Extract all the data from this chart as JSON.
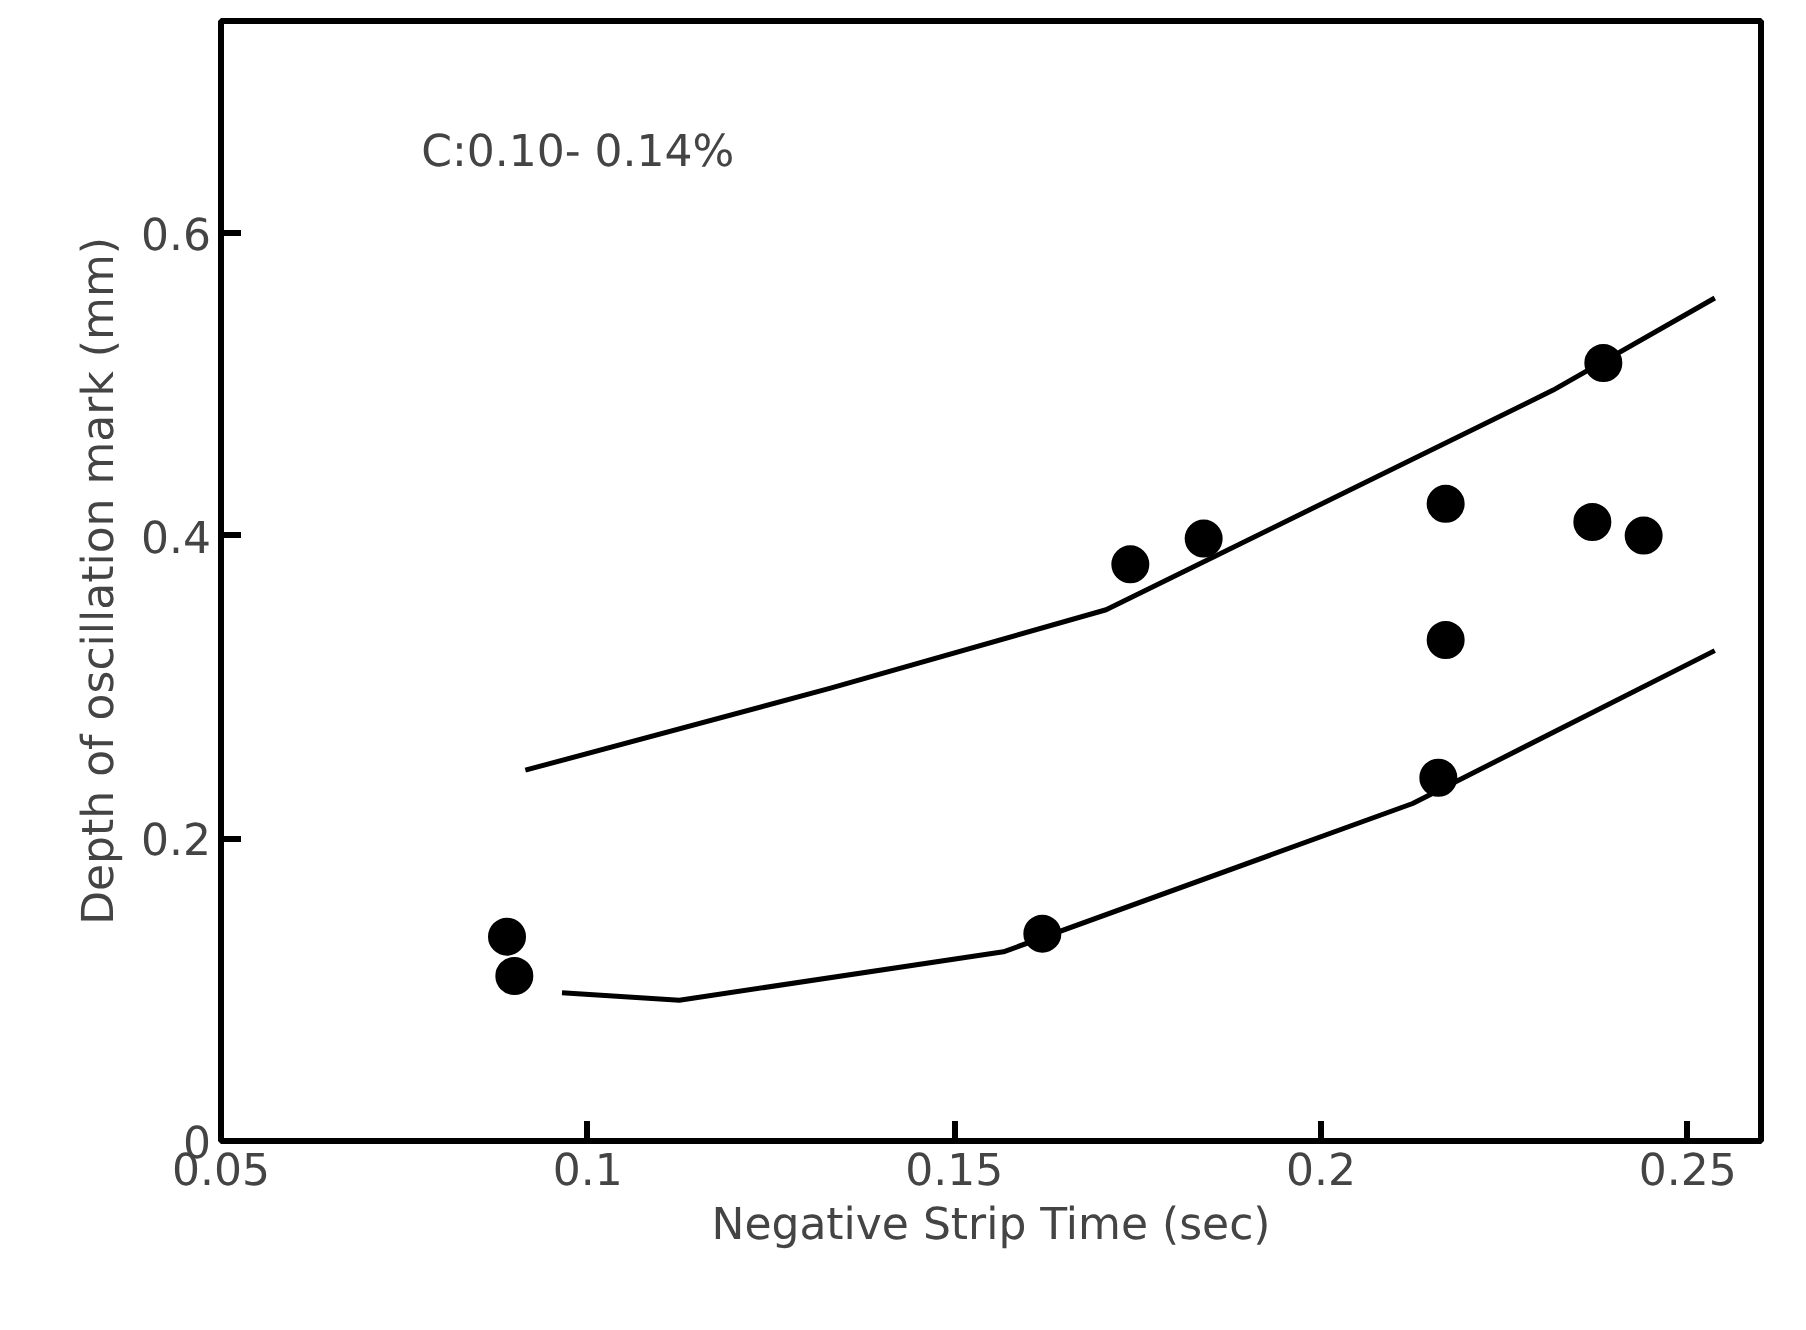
{
  "chart_data": {
    "type": "scatter",
    "xlabel": "Negative Strip Time (sec)",
    "ylabel": "Depth of oscillation mark (mm)",
    "annotations": [
      "C:0.10- 0.14%"
    ],
    "xlim": [
      0.05,
      0.26
    ],
    "ylim": [
      0,
      0.74
    ],
    "xticks": [
      {
        "value": 0.05,
        "label": "0.05"
      },
      {
        "value": 0.1,
        "label": "0.1"
      },
      {
        "value": 0.15,
        "label": "0.15"
      },
      {
        "value": 0.2,
        "label": "0.2"
      },
      {
        "value": 0.25,
        "label": "0.25"
      }
    ],
    "yticks": [
      0,
      {
        "value": 0.2,
        "label": "0.2"
      },
      {
        "value": 0.4,
        "label": "0.4"
      },
      {
        "value": 0.6,
        "label": "0.6"
      }
    ],
    "grid": false,
    "series": [
      {
        "marker": "circle",
        "color": "#000000",
        "x": [
          0.089,
          0.09,
          0.162,
          0.174,
          0.184,
          0.217,
          0.217,
          0.216,
          0.2385,
          0.237,
          0.244
        ],
        "values": [
          0.135,
          0.109,
          0.137,
          0.381,
          0.398,
          0.421,
          0.331,
          0.24,
          0.514,
          0.409,
          0.4
        ]
      },
      {
        "type": "line",
        "marker": "none",
        "color": "#000000",
        "x": [
          0.0915,
          0.133,
          0.1707,
          0.2316,
          0.2537
        ],
        "values": [
          0.245,
          0.299,
          0.351,
          0.496,
          0.557
        ]
      },
      {
        "type": "line",
        "marker": "none",
        "color": "#000000",
        "x": [
          0.0965,
          0.1125,
          0.1567,
          0.2125,
          0.2537
        ],
        "values": [
          0.098,
          0.093,
          0.125,
          0.223,
          0.324
        ]
      }
    ]
  }
}
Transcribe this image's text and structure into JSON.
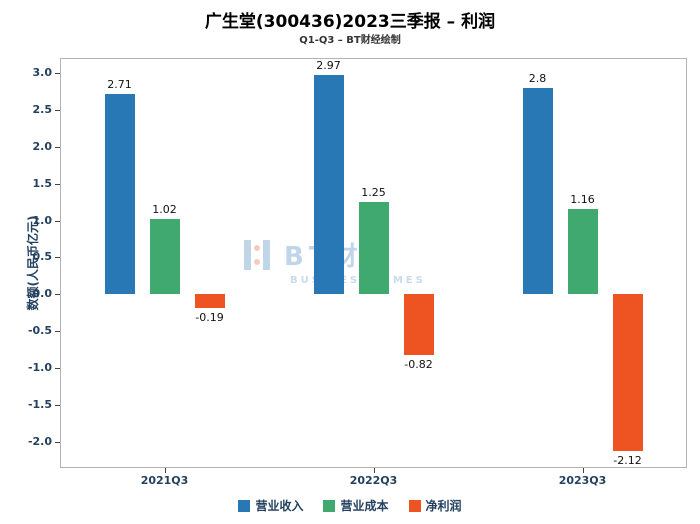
{
  "title": "广生堂(300436)2023三季报 – 利润",
  "subtitle": "Q1-Q3 – BT财经绘制",
  "watermark": {
    "text": "BT财经",
    "subtext": "BUSINESS TIMES"
  },
  "chart_data": {
    "type": "bar",
    "title": "广生堂(300436)2023三季报 – 利润",
    "subtitle": "Q1-Q3 – BT财经绘制",
    "categories": [
      "2021Q3",
      "2022Q3",
      "2023Q3"
    ],
    "series": [
      {
        "name": "营业收入",
        "color": "#2878b5",
        "values": [
          2.71,
          2.97,
          2.8
        ]
      },
      {
        "name": "营业成本",
        "color": "#3fa96f",
        "values": [
          1.02,
          1.25,
          1.16
        ]
      },
      {
        "name": "净利润",
        "color": "#ee5322",
        "values": [
          -0.19,
          -0.82,
          -2.12
        ]
      }
    ],
    "xlabel": "",
    "ylabel": "数额(人民币亿元)",
    "ylim": [
      -2.35,
      3.2
    ],
    "yticks": [
      3.0,
      2.5,
      2.0,
      1.5,
      1.0,
      0.5,
      0.0,
      -0.5,
      -1.0,
      -1.5,
      -2.0
    ],
    "grid": false,
    "legend_position": "bottom"
  }
}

* * * * *

» TASK DETAILS: Every record above should be transcribed exactly; the pictures stay out of the copy.

» RESULT FOR THIS TASK:
Extract all the data from this chart as JSON.
{
  "chart_data": {
    "type": "scatter",
    "xlabel": "Negative Strip Time (sec)",
    "ylabel": "Depth of oscillation mark (mm)",
    "annotations": [
      "C:0.10- 0.14%"
    ],
    "xlim": [
      0.05,
      0.26
    ],
    "ylim": [
      0,
      0.74
    ],
    "xticks": [
      {
        "value": 0.05,
        "label": "0.05"
      },
      {
        "value": 0.1,
        "label": "0.1"
      },
      {
        "value": 0.15,
        "label": "0.15"
      },
      {
        "value": 0.2,
        "label": "0.2"
      },
      {
        "value": 0.25,
        "label": "0.25"
      }
    ],
    "yticks": [
      0,
      {
        "value": 0.2,
        "label": "0.2"
      },
      {
        "value": 0.4,
        "label": "0.4"
      },
      {
        "value": 0.6,
        "label": "0.6"
      }
    ],
    "grid": false,
    "series": [
      {
        "marker": "circle",
        "color": "#000000",
        "x": [
          0.089,
          0.09,
          0.162,
          0.174,
          0.184,
          0.217,
          0.217,
          0.216,
          0.2385,
          0.237,
          0.244
        ],
        "values": [
          0.135,
          0.109,
          0.137,
          0.381,
          0.398,
          0.421,
          0.331,
          0.24,
          0.514,
          0.409,
          0.4
        ]
      },
      {
        "type": "line",
        "marker": "none",
        "color": "#000000",
        "x": [
          0.0915,
          0.133,
          0.1707,
          0.2316,
          0.2537
        ],
        "values": [
          0.245,
          0.299,
          0.351,
          0.496,
          0.557
        ]
      },
      {
        "type": "line",
        "marker": "none",
        "color": "#000000",
        "x": [
          0.0965,
          0.1125,
          0.1567,
          0.2125,
          0.2537
        ],
        "values": [
          0.098,
          0.093,
          0.125,
          0.223,
          0.324
        ]
      }
    ]
  }
}
Transcribe this image's text and structure into JSON.
{
  "title": "广生堂(300436)2023三季报 – 利润",
  "subtitle": "Q1-Q3 – BT财经绘制",
  "watermark": {
    "text": "BT财经",
    "subtext": "BUSINESS TIMES"
  },
  "chart_data": {
    "type": "bar",
    "title": "广生堂(300436)2023三季报 – 利润",
    "subtitle": "Q1-Q3 – BT财经绘制",
    "categories": [
      "2021Q3",
      "2022Q3",
      "2023Q3"
    ],
    "series": [
      {
        "name": "营业收入",
        "color": "#2878b5",
        "values": [
          2.71,
          2.97,
          2.8
        ]
      },
      {
        "name": "营业成本",
        "color": "#3fa96f",
        "values": [
          1.02,
          1.25,
          1.16
        ]
      },
      {
        "name": "净利润",
        "color": "#ee5322",
        "values": [
          -0.19,
          -0.82,
          -2.12
        ]
      }
    ],
    "xlabel": "",
    "ylabel": "数额(人民币亿元)",
    "ylim": [
      -2.35,
      3.2
    ],
    "yticks": [
      3.0,
      2.5,
      2.0,
      1.5,
      1.0,
      0.5,
      0.0,
      -0.5,
      -1.0,
      -1.5,
      -2.0
    ],
    "grid": false,
    "legend_position": "bottom"
  }
}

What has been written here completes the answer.